◆ **What you are asked to do**
Repeat the entries that follow verbatim, without any of their pictures.

◆ **Data for this task**

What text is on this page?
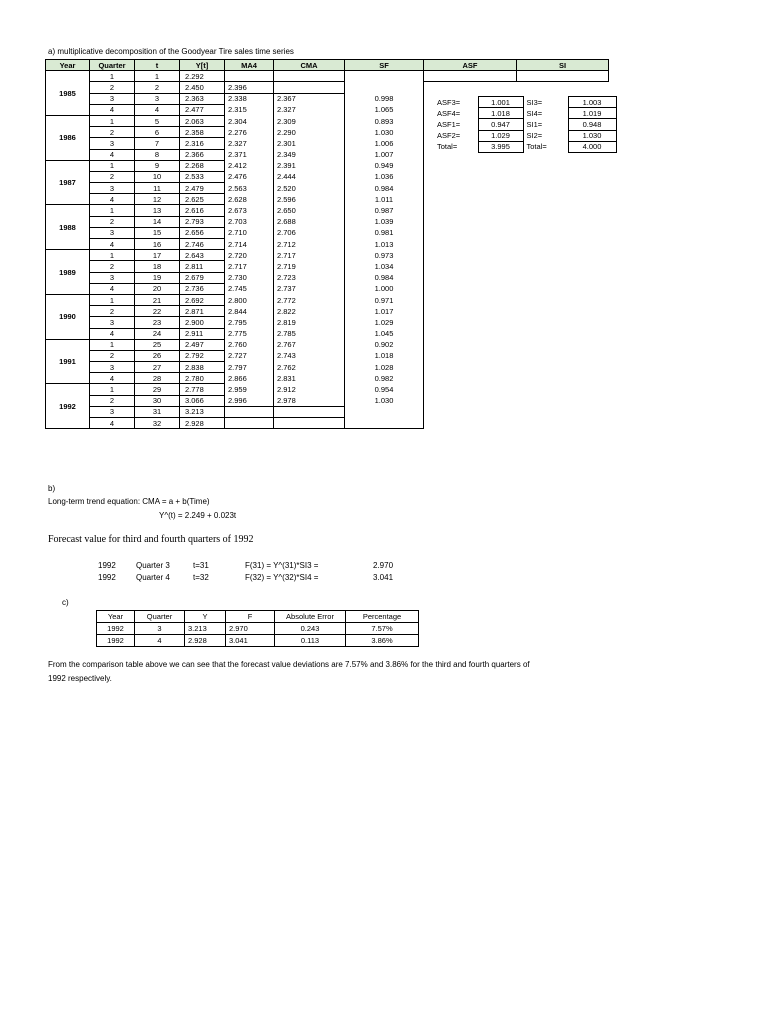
a) multiplicative decomposition of the Goodyear Tire sales time series
Year	Quarter	t	Y[t]	MA4	CMA	SF	ASF	SI
1985	1	1	2.292					
	2	2	2.450	2.396				
	3	3	2.363	2.338	2.367	0.998		
	4	4	2.477	2.315	2.327	1.065		
1986	1	5	2.063	2.304	2.309	0.893		
	2	6	2.358	2.276	2.290	1.030		
	3	7	2.316	2.327	2.301	1.006		
	4	8	2.366	2.371	2.349	1.007		
1987	1	9	2.268	2.412	2.391	0.949		
	2	10	2.533	2.476	2.444	1.036		
	3	11	2.479	2.563	2.520	0.984		
	4	12	2.625	2.628	2.596	1.011		
1988	1	13	2.616	2.673	2.650	0.987		
	2	14	2.793	2.703	2.688	1.039		
	3	15	2.656	2.710	2.706	0.981		
	4	16	2.746	2.714	2.712	1.013		
1989	1	17	2.643	2.720	2.717	0.973		
	2	18	2.811	2.717	2.719	1.034		
	3	19	2.679	2.730	2.723	0.984		
	4	20	2.736	2.745	2.737	1.000		
1990	1	21	2.692	2.800	2.772	0.971		
	2	22	2.871	2.844	2.822	1.017		
	3	23	2.900	2.795	2.819	1.029		
	4	24	2.911	2.775	2.785	1.045		
1991	1	25	2.497	2.760	2.767	0.902		
	2	26	2.792	2.727	2.743	1.018		
	3	27	2.838	2.797	2.762	1.028		
	4	28	2.780	2.866	2.831	0.982		
1992	1	29	2.778	2.959	2.912	0.954		
	2	30	3.066	2.996	2.978	1.030		
	3	31	3.213					
	4	32	2.928					
ASF3=	1.001	SI3=	1.003
ASF4=	1.018	SI4=	1.019
ASF1=	0.947	SI1=	0.948
ASF2=	1.029	SI2=	1.030
Total=	3.995	Total=	4.000
b)
Long-term trend equation: CMA = a + b(Time)
Y^(t) = 2.249 + 0.023t
Forecast value for third and fourth quarters of 1992
1992	Quarter 3	t=31	F(31) = Y^(31)*SI3 =	2.970
1992	Quarter 4	t=32	F(32) = Y^(32)*SI4 =	3.041
c)
Year	Quarter	Y	F	Absolute Error	Percentage
1992	3	3.213	2.970	0.243	7.57%
1992	4	2.928	3.041	0.113	3.86%
From the comparison table above we can see that the forecast value deviations are 7.57% and 3.86% for the third and fourth quarters of
1992 respectively.
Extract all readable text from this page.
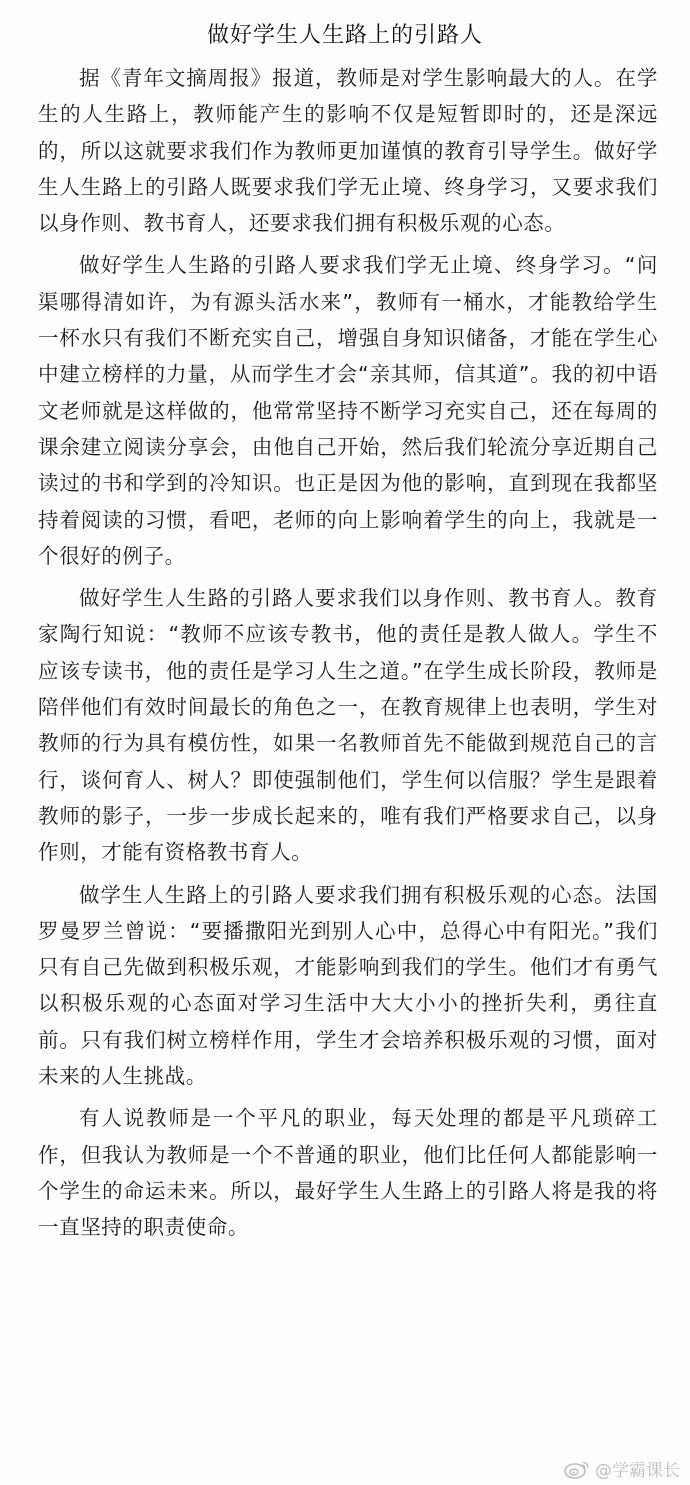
做好学生人生路上的引路人

据《青年文摘周报》报道，教师是对学生影响最大的人。在学生的人生路上，教师能产生的影响不仅是短暂即时的，还是深远的，所以这就要求我们作为教师更加谨慎的教育引导学生。做好学生人生路上的引路人既要求我们学无止境、终身学习，又要求我们以身作则、教书育人，还要求我们拥有积极乐观的心态。

做好学生人生路的引路人要求我们学无止境、终身学习。“问渠哪得清如许，为有源头活水来”，教师有一桶水，才能教给学生一杯水只有我们不断充实自己，增强自身知识储备，才能在学生心中建立榜样的力量，从而学生才会“亲其师，信其道”。我的初中语文老师就是这样做的，他常常坚持不断学习充实自己，还在每周的课余建立阅读分享会，由他自己开始，然后我们轮流分享近期自己读过的书和学到的冷知识。也正是因为他的影响，直到现在我都坚持着阅读的习惯，看吧，老师的向上影响着学生的向上，我就是一个很好的例子。

做好学生人生路的引路人要求我们以身作则、教书育人。教育家陶行知说：“教师不应该专教书，他的责任是教人做人。学生不应该专读书，他的责任是学习人生之道。”在学生成长阶段，教师是陪伴他们有效时间最长的角色之一，在教育规律上也表明，学生对教师的行为具有模仿性，如果一名教师首先不能做到规范自己的言行，谈何育人、树人？即使强制他们，学生何以信服？学生是跟着教师的影子，一步一步成长起来的，唯有我们严格要求自己，以身作则，才能有资格教书育人。

做学生人生路上的引路人要求我们拥有积极乐观的心态。法国罗曼罗兰曾说：“要播撒阳光到别人心中，总得心中有阳光。”我们只有自己先做到积极乐观，才能影响到我们的学生。他们才有勇气以积极乐观的心态面对学习生活中大大小小的挫折失利，勇往直前。只有我们树立榜样作用，学生才会培养积极乐观的习惯，面对未来的人生挑战。

有人说教师是一个平凡的职业，每天处理的都是平凡琐碎工作，但我认为教师是一个不普通的职业，他们比任何人都能影响一个学生的命运未来。所以，最好学生人生路上的引路人将是我的将一直坚持的职责使命。

@学霸课长
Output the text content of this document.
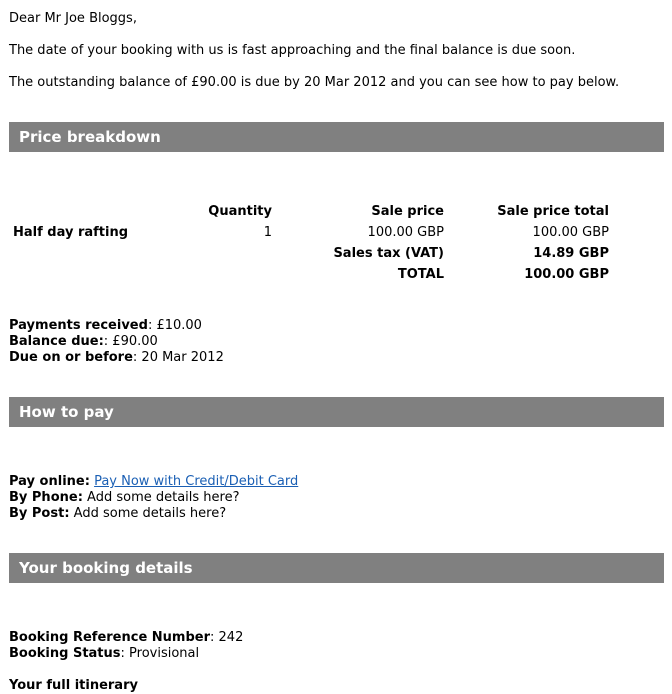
Dear Mr Joe Bloggs,

The date of your booking with us is fast approaching and the final balance is due soon.

The outstanding balance of £90.00 is due by 20 Mar 2012 and you can see how to pay below.

Price breakdown
	Quantity	Sale price	Sale price total
Half day rafting	1	100.00 GBP	100.00 GBP
		Sales tax (VAT)	14.89 GBP
		TOTAL	100.00 GBP
Payments received: £10.00
Balance due:: £90.00
Due on or before: 20 Mar 2012
How to pay
Pay online: Pay Now with Credit/Debit Card
By Phone: Add some details here?
By Post: Add some details here?
Your booking details
Booking Reference Number: 242
Booking Status: Provisional
Your full itinerary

◆ **Result of this exercise**
What text is on this page?
a) multiplicative decomposition of the Goodyear Tire sales time series
Year	Quarter	t	Y[t]	MA4	CMA	SF	ASF	SI
1985	1	1	2.292					
	2	2	2.450	2.396				
	3	3	2.363	2.338	2.367	0.998		
	4	4	2.477	2.315	2.327	1.065		
1986	1	5	2.063	2.304	2.309	0.893		
	2	6	2.358	2.276	2.290	1.030		
	3	7	2.316	2.327	2.301	1.006		
	4	8	2.366	2.371	2.349	1.007		
1987	1	9	2.268	2.412	2.391	0.949		
	2	10	2.533	2.476	2.444	1.036		
	3	11	2.479	2.563	2.520	0.984		
	4	12	2.625	2.628	2.596	1.011		
1988	1	13	2.616	2.673	2.650	0.987		
	2	14	2.793	2.703	2.688	1.039		
	3	15	2.656	2.710	2.706	0.981		
	4	16	2.746	2.714	2.712	1.013		
1989	1	17	2.643	2.720	2.717	0.973		
	2	18	2.811	2.717	2.719	1.034		
	3	19	2.679	2.730	2.723	0.984		
	4	20	2.736	2.745	2.737	1.000		
1990	1	21	2.692	2.800	2.772	0.971		
	2	22	2.871	2.844	2.822	1.017		
	3	23	2.900	2.795	2.819	1.029		
	4	24	2.911	2.775	2.785	1.045		
1991	1	25	2.497	2.760	2.767	0.902		
	2	26	2.792	2.727	2.743	1.018		
	3	27	2.838	2.797	2.762	1.028		
	4	28	2.780	2.866	2.831	0.982		
1992	1	29	2.778	2.959	2.912	0.954		
	2	30	3.066	2.996	2.978	1.030		
	3	31	3.213					
	4	32	2.928					
ASF3=	1.001	SI3=	1.003
ASF4=	1.018	SI4=	1.019
ASF1=	0.947	SI1=	0.948
ASF2=	1.029	SI2=	1.030
Total=	3.995	Total=	4.000
b)
Long-term trend equation: CMA = a + b(Time)
Y^(t) = 2.249 + 0.023t
Forecast value for third and fourth quarters of 1992
1992	Quarter 3	t=31	F(31) = Y^(31)*SI3 =	2.970
1992	Quarter 4	t=32	F(32) = Y^(32)*SI4 =	3.041
c)
Year	Quarter	Y	F	Absolute Error	Percentage
1992	3	3.213	2.970	0.243	7.57%
1992	4	2.928	3.041	0.113	3.86%
From the comparison table above we can see that the forecast value deviations are 7.57% and 3.86% for the third and fourth quarters of
1992 respectively.
Extract all readable text from this page.
做好学生人生路上的引路人

据《青年文摘周报》报道，教师是对学生影响最大的人。在学生的人生路上，教师能产生的影响不仅是短暂即时的，还是深远的，所以这就要求我们作为教师更加谨慎的教育引导学生。做好学生人生路上的引路人既要求我们学无止境、终身学习，又要求我们以身作则、教书育人，还要求我们拥有积极乐观的心态。

做好学生人生路的引路人要求我们学无止境、终身学习。“问渠哪得清如许，为有源头活水来”，教师有一桶水，才能教给学生一杯水只有我们不断充实自己，增强自身知识储备，才能在学生心中建立榜样的力量，从而学生才会“亲其师，信其道”。我的初中语文老师就是这样做的，他常常坚持不断学习充实自己，还在每周的课余建立阅读分享会，由他自己开始，然后我们轮流分享近期自己读过的书和学到的冷知识。也正是因为他的影响，直到现在我都坚持着阅读的习惯，看吧，老师的向上影响着学生的向上，我就是一个很好的例子。

做好学生人生路的引路人要求我们以身作则、教书育人。教育家陶行知说：“教师不应该专教书，他的责任是教人做人。学生不应该专读书，他的责任是学习人生之道。”在学生成长阶段，教师是陪伴他们有效时间最长的角色之一，在教育规律上也表明，学生对教师的行为具有模仿性，如果一名教师首先不能做到规范自己的言行，谈何育人、树人？即使强制他们，学生何以信服？学生是跟着教师的影子，一步一步成长起来的，唯有我们严格要求自己，以身作则，才能有资格教书育人。

做学生人生路上的引路人要求我们拥有积极乐观的心态。法国罗曼罗兰曾说：“要播撒阳光到别人心中，总得心中有阳光。”我们只有自己先做到积极乐观，才能影响到我们的学生。他们才有勇气以积极乐观的心态面对学习生活中大大小小的挫折失利，勇往直前。只有我们树立榜样作用，学生才会培养积极乐观的习惯，面对未来的人生挑战。

有人说教师是一个平凡的职业，每天处理的都是平凡琐碎工作，但我认为教师是一个不普通的职业，他们比任何人都能影响一个学生的命运未来。所以，最好学生人生路上的引路人将是我的将一直坚持的职责使命。

@学霸课长
Output the text content of this document.
Dear Mr Joe Bloggs,

The date of your booking with us is fast approaching and the final balance is due soon.

The outstanding balance of £90.00 is due by 20 Mar 2012 and you can see how to pay below.

Price breakdown
	Quantity	Sale price	Sale price total
Half day rafting	1	100.00 GBP	100.00 GBP
		Sales tax (VAT)	14.89 GBP
		TOTAL	100.00 GBP
Payments received: £10.00
Balance due:: £90.00
Due on or before: 20 Mar 2012
How to pay
Pay online: Pay Now with Credit/Debit Card
By Phone: Add some details here?
By Post: Add some details here?
Your booking details
Booking Reference Number: 242
Booking Status: Provisional
Your full itinerary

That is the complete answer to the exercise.